▸ **Exercise task**:
Return each line that holds the word "sulphuré".

Items from a data source:
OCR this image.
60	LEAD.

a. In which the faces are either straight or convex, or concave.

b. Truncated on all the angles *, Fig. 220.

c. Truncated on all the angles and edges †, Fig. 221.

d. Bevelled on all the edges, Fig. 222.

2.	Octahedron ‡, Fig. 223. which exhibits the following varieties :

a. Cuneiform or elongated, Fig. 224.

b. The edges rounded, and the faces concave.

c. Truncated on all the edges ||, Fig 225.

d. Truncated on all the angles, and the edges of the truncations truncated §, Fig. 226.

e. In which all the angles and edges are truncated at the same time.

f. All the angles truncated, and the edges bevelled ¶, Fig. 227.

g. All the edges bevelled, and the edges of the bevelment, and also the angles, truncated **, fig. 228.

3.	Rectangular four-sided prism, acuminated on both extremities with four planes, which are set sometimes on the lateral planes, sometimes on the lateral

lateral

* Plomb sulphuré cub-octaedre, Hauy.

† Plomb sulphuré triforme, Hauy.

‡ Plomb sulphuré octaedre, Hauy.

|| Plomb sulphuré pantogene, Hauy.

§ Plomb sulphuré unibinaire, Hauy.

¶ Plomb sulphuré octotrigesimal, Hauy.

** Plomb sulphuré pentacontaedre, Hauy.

▸ **Output of the task**:
* Plomb sulphuré cub-octaedre, Hauy.
† Plomb sulphuré triforme, Hauy.
‡ Plomb sulphuré octaedre, Hauy.
|| Plomb sulphuré pantogene, Hauy.
§ Plomb sulphuré unibinaire, Hauy.
¶ Plomb sulphuré octotrigesimal, Hauy.
** Plomb sulphuré pentacontaedre, Hauy.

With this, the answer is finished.